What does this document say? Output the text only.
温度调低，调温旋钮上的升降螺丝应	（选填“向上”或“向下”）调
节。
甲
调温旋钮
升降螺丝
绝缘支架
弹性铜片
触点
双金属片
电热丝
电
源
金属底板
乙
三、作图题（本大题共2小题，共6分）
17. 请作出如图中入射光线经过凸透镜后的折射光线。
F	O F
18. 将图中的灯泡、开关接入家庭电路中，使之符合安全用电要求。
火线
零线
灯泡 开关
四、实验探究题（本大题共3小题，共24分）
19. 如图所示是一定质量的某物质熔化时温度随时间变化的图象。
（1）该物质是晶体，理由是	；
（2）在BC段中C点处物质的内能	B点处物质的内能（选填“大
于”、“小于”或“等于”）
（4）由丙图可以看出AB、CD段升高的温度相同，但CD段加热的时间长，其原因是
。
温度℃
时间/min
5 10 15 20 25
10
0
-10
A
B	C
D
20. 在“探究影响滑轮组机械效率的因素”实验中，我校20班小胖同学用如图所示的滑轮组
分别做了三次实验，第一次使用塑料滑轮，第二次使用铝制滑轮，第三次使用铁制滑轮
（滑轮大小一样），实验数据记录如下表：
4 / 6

▬▬▬

▶ _Problem_: Return the full listing, character for character.

▶ _Response for this exercise_:
What does this document say? Output the text only.
温度调低，调温旋钮上的升降螺丝应	（选填“向上”或“向下”）调
节。
甲
调温旋钮
升降螺丝
绝缘支架
弹性铜片
触点
双金属片
电热丝
电
源
金属底板
乙
三、作图题（本大题共2小题，共6分）
17. 请作出如图中入射光线经过凸透镜后的折射光线。
F	O F
18. 将图中的灯泡、开关接入家庭电路中，使之符合安全用电要求。
火线
零线
灯泡 开关
四、实验探究题（本大题共3小题，共24分）
19. 如图所示是一定质量的某物质熔化时温度随时间变化的图象。
（1）该物质是晶体，理由是	；
（2）在BC段中C点处物质的内能	B点处物质的内能（选填“大
于”、“小于”或“等于”）
（4）由丙图可以看出AB、CD段升高的温度相同，但CD段加热的时间长，其原因是
。
温度℃
时间/min
5 10 15 20 25
10
0
-10
A
B	C
D
20. 在“探究影响滑轮组机械效率的因素”实验中，我校20班小胖同学用如图所示的滑轮组
分别做了三次实验，第一次使用塑料滑轮，第二次使用铝制滑轮，第三次使用铁制滑轮
（滑轮大小一样），实验数据记录如下表：
4 / 6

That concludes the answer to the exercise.